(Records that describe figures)
* START *

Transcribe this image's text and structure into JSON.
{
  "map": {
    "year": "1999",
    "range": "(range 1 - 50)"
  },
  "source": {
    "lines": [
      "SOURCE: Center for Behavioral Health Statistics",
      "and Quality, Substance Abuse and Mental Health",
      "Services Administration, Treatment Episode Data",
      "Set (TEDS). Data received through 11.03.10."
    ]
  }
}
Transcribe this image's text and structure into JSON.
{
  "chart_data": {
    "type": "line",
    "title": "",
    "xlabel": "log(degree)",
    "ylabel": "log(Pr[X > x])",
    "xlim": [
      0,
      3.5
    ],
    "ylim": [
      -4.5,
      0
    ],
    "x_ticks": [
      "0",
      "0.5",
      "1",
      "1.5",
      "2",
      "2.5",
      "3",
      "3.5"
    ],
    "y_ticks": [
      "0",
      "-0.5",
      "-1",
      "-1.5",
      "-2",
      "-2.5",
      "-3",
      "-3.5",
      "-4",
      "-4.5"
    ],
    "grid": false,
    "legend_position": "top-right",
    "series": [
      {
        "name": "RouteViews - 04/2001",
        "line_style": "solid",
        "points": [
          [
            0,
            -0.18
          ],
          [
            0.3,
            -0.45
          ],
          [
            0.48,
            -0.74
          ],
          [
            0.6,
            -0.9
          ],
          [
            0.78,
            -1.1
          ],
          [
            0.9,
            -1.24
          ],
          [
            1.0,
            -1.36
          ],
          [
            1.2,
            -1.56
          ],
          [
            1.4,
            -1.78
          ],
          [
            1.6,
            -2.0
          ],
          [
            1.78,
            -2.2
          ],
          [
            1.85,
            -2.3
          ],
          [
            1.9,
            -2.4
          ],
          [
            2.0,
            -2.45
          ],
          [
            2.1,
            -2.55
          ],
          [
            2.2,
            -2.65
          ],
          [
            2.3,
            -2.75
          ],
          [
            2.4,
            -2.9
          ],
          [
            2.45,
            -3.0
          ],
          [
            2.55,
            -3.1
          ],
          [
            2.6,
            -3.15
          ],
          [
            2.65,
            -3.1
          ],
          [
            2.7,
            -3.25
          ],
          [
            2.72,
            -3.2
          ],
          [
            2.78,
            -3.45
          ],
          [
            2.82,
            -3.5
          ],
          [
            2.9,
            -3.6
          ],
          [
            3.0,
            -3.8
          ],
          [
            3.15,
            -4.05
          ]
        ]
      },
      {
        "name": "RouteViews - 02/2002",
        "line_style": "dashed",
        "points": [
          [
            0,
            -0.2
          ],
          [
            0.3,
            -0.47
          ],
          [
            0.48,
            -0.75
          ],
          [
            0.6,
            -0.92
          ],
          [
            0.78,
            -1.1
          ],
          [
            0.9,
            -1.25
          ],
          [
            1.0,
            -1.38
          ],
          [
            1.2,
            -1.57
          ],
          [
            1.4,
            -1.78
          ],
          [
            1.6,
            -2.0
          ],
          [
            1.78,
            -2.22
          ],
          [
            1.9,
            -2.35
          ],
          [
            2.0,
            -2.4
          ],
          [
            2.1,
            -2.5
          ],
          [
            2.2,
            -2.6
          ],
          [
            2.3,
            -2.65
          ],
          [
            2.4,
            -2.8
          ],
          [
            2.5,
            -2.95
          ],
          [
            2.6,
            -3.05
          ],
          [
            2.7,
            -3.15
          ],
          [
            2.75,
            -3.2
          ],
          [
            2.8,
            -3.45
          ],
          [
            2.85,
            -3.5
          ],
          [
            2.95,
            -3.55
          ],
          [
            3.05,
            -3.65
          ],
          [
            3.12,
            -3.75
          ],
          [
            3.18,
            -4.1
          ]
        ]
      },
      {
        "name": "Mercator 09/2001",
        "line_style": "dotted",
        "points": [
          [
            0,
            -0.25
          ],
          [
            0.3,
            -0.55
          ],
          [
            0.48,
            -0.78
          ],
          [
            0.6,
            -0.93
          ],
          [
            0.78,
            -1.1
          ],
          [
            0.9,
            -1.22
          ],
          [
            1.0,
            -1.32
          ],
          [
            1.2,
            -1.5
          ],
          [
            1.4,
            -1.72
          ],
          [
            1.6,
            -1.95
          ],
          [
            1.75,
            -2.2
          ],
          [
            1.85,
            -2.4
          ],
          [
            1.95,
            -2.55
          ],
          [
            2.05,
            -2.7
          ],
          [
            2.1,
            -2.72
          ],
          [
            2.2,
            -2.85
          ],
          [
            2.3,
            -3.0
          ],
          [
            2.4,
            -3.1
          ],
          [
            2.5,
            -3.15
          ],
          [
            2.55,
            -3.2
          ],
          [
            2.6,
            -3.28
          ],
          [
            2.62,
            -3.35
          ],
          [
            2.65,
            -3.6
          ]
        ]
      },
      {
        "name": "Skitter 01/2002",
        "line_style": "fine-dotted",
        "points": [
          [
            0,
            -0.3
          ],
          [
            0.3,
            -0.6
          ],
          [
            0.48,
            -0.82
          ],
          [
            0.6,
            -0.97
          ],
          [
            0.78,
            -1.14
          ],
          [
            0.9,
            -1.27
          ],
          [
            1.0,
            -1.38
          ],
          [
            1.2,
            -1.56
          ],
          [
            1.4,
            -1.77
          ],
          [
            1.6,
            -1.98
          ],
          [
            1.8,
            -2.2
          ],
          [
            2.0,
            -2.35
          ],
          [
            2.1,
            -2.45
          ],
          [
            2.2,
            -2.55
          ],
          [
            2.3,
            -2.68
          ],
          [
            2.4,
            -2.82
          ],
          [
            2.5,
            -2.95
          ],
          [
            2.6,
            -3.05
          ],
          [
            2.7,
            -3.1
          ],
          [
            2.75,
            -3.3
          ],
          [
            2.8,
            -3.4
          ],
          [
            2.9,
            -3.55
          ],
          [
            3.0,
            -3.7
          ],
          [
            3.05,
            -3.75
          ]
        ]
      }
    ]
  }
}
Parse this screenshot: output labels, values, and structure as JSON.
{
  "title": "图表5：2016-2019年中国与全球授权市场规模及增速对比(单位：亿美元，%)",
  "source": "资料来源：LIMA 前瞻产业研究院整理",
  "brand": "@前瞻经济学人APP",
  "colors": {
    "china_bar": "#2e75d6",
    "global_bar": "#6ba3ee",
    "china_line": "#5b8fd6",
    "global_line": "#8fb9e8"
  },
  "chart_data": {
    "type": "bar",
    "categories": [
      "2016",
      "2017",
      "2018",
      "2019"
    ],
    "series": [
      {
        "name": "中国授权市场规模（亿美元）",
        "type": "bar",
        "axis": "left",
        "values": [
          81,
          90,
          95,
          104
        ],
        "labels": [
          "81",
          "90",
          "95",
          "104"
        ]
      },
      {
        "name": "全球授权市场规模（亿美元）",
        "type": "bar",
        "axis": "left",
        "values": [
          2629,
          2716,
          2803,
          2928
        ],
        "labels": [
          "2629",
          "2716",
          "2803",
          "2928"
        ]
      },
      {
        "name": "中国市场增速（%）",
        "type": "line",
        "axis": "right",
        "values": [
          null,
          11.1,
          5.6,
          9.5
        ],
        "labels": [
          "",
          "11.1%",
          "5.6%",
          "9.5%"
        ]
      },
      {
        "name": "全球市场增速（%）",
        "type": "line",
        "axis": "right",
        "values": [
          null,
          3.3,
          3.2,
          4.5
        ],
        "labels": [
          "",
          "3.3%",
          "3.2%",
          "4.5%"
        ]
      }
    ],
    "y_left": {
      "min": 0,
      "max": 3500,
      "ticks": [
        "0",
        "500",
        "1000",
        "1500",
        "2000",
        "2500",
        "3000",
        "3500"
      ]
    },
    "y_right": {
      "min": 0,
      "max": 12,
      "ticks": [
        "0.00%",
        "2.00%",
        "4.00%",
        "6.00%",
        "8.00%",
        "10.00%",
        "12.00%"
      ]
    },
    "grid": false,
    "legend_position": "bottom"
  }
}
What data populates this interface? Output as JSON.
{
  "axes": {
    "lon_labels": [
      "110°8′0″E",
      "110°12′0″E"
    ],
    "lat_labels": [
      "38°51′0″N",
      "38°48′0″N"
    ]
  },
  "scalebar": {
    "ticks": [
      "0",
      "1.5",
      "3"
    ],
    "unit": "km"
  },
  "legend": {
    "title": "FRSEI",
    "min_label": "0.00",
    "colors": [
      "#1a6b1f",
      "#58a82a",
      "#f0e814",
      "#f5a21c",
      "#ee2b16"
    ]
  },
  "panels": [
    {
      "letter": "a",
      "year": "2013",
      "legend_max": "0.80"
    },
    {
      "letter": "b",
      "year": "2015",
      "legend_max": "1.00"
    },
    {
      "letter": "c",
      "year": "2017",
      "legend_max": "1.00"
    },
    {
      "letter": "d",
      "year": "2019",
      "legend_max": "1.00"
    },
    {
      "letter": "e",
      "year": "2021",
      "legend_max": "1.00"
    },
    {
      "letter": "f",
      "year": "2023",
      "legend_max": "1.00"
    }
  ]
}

* END *

Problem to solve: Pull every line containing "RouteViews" out of the data above.

Task output:
        "name": "RouteViews - 04/2001",
        "name": "RouteViews - 02/2002",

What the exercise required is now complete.